## DATA ENTRIES
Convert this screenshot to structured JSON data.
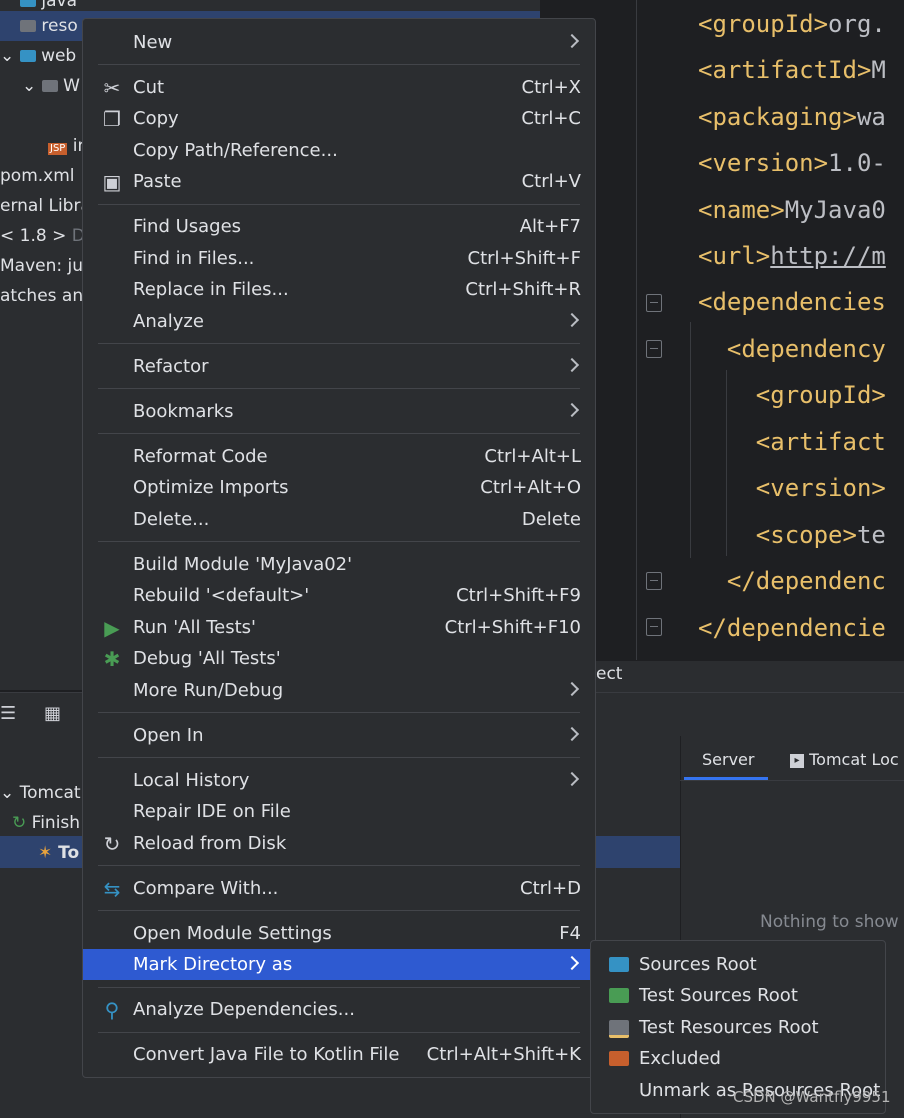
{
  "project_tree": {
    "items": [
      "java",
      "reso",
      "web",
      "W",
      "in",
      "pom.xml",
      "ernal Libra",
      "< 1.8 >",
      "D:",
      "Maven: jur",
      "atches and"
    ]
  },
  "editor": {
    "lines": [
      {
        "tag": "<groupId>",
        "text": "org."
      },
      {
        "tag": "<artifactId>",
        "text": "M"
      },
      {
        "tag": "<packaging>",
        "text": "wa"
      },
      {
        "tag": "<version>",
        "text": "1.0-"
      },
      {
        "tag": "<name>",
        "text": "MyJava0"
      },
      {
        "tag": "<url>",
        "text": "http://m"
      },
      {
        "tag": "<dependencies",
        "text": ""
      },
      {
        "tag": "  <dependency",
        "text": ""
      },
      {
        "tag": "    <groupId>",
        "text": ""
      },
      {
        "tag": "    <artifact",
        "text": ""
      },
      {
        "tag": "    <version>",
        "text": ""
      },
      {
        "tag": "    <scope>",
        "text": "te"
      },
      {
        "tag": "  </dependenc",
        "text": ""
      },
      {
        "tag": "</dependencie",
        "text": ""
      }
    ]
  },
  "strip": {
    "text": "ect"
  },
  "services": {
    "row1": "Tomcat S",
    "row2": "Finish",
    "row3": "To",
    "tabs": [
      "Server",
      "Tomcat Loc"
    ],
    "empty": "Nothing to show"
  },
  "menu": {
    "new": "New",
    "cut": {
      "label": "Cut",
      "shortcut": "Ctrl+X"
    },
    "copy": {
      "label": "Copy",
      "shortcut": "Ctrl+C"
    },
    "copy_path": "Copy Path/Reference...",
    "paste": {
      "label": "Paste",
      "shortcut": "Ctrl+V"
    },
    "find_usages": {
      "label": "Find Usages",
      "shortcut": "Alt+F7"
    },
    "find_in_files": {
      "label": "Find in Files...",
      "shortcut": "Ctrl+Shift+F"
    },
    "replace_in_files": {
      "label": "Replace in Files...",
      "shortcut": "Ctrl+Shift+R"
    },
    "analyze": "Analyze",
    "refactor": "Refactor",
    "bookmarks": "Bookmarks",
    "reformat": {
      "label": "Reformat Code",
      "shortcut": "Ctrl+Alt+L"
    },
    "optimize": {
      "label": "Optimize Imports",
      "shortcut": "Ctrl+Alt+O"
    },
    "delete": {
      "label": "Delete...",
      "shortcut": "Delete"
    },
    "build_module": "Build Module 'MyJava02'",
    "rebuild": {
      "label": "Rebuild '<default>'",
      "shortcut": "Ctrl+Shift+F9"
    },
    "run": {
      "label": "Run 'All Tests'",
      "shortcut": "Ctrl+Shift+F10"
    },
    "debug": "Debug 'All Tests'",
    "more_run": "More Run/Debug",
    "open_in": "Open In",
    "local_history": "Local History",
    "repair": "Repair IDE on File",
    "reload": "Reload from Disk",
    "compare": {
      "label": "Compare With...",
      "shortcut": "Ctrl+D"
    },
    "module_settings": {
      "label": "Open Module Settings",
      "shortcut": "F4"
    },
    "mark_directory": "Mark Directory as",
    "analyze_deps": "Analyze Dependencies...",
    "convert": {
      "label": "Convert Java File to Kotlin File",
      "shortcut": "Ctrl+Alt+Shift+K"
    }
  },
  "submenu": {
    "sources_root": "Sources Root",
    "test_sources_root": "Test Sources Root",
    "test_resources_root": "Test Resources Root",
    "excluded": "Excluded",
    "unmark": "Unmark as Resources Root"
  },
  "colors": {
    "sources": "#3592c4",
    "test_sources": "#499c54",
    "excluded": "#c75f2d",
    "selection": "#2e5ad1"
  },
  "watermark": "CSDN @Wantfly9951"
}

## EXERCISE REQUIREMENTS
The records shown above are to be repeated exactly, with the pictures left out.

## ANSWER FOR THIS EXERCISE
Convert this screenshot to structured JSON data.
{
  "project_tree": {
    "items": [
      "java",
      "reso",
      "web",
      "W",
      "in",
      "pom.xml",
      "ernal Libra",
      "< 1.8 >",
      "D:",
      "Maven: jur",
      "atches and"
    ]
  },
  "editor": {
    "lines": [
      {
        "tag": "<groupId>",
        "text": "org."
      },
      {
        "tag": "<artifactId>",
        "text": "M"
      },
      {
        "tag": "<packaging>",
        "text": "wa"
      },
      {
        "tag": "<version>",
        "text": "1.0-"
      },
      {
        "tag": "<name>",
        "text": "MyJava0"
      },
      {
        "tag": "<url>",
        "text": "http://m"
      },
      {
        "tag": "<dependencies",
        "text": ""
      },
      {
        "tag": "  <dependency",
        "text": ""
      },
      {
        "tag": "    <groupId>",
        "text": ""
      },
      {
        "tag": "    <artifact",
        "text": ""
      },
      {
        "tag": "    <version>",
        "text": ""
      },
      {
        "tag": "    <scope>",
        "text": "te"
      },
      {
        "tag": "  </dependenc",
        "text": ""
      },
      {
        "tag": "</dependencie",
        "text": ""
      }
    ]
  },
  "strip": {
    "text": "ect"
  },
  "services": {
    "row1": "Tomcat S",
    "row2": "Finish",
    "row3": "To",
    "tabs": [
      "Server",
      "Tomcat Loc"
    ],
    "empty": "Nothing to show"
  },
  "menu": {
    "new": "New",
    "cut": {
      "label": "Cut",
      "shortcut": "Ctrl+X"
    },
    "copy": {
      "label": "Copy",
      "shortcut": "Ctrl+C"
    },
    "copy_path": "Copy Path/Reference...",
    "paste": {
      "label": "Paste",
      "shortcut": "Ctrl+V"
    },
    "find_usages": {
      "label": "Find Usages",
      "shortcut": "Alt+F7"
    },
    "find_in_files": {
      "label": "Find in Files...",
      "shortcut": "Ctrl+Shift+F"
    },
    "replace_in_files": {
      "label": "Replace in Files...",
      "shortcut": "Ctrl+Shift+R"
    },
    "analyze": "Analyze",
    "refactor": "Refactor",
    "bookmarks": "Bookmarks",
    "reformat": {
      "label": "Reformat Code",
      "shortcut": "Ctrl+Alt+L"
    },
    "optimize": {
      "label": "Optimize Imports",
      "shortcut": "Ctrl+Alt+O"
    },
    "delete": {
      "label": "Delete...",
      "shortcut": "Delete"
    },
    "build_module": "Build Module 'MyJava02'",
    "rebuild": {
      "label": "Rebuild '<default>'",
      "shortcut": "Ctrl+Shift+F9"
    },
    "run": {
      "label": "Run 'All Tests'",
      "shortcut": "Ctrl+Shift+F10"
    },
    "debug": "Debug 'All Tests'",
    "more_run": "More Run/Debug",
    "open_in": "Open In",
    "local_history": "Local History",
    "repair": "Repair IDE on File",
    "reload": "Reload from Disk",
    "compare": {
      "label": "Compare With...",
      "shortcut": "Ctrl+D"
    },
    "module_settings": {
      "label": "Open Module Settings",
      "shortcut": "F4"
    },
    "mark_directory": "Mark Directory as",
    "analyze_deps": "Analyze Dependencies...",
    "convert": {
      "label": "Convert Java File to Kotlin File",
      "shortcut": "Ctrl+Alt+Shift+K"
    }
  },
  "submenu": {
    "sources_root": "Sources Root",
    "test_sources_root": "Test Sources Root",
    "test_resources_root": "Test Resources Root",
    "excluded": "Excluded",
    "unmark": "Unmark as Resources Root"
  },
  "colors": {
    "sources": "#3592c4",
    "test_sources": "#499c54",
    "excluded": "#c75f2d",
    "selection": "#2e5ad1"
  },
  "watermark": "CSDN @Wantfly9951"
}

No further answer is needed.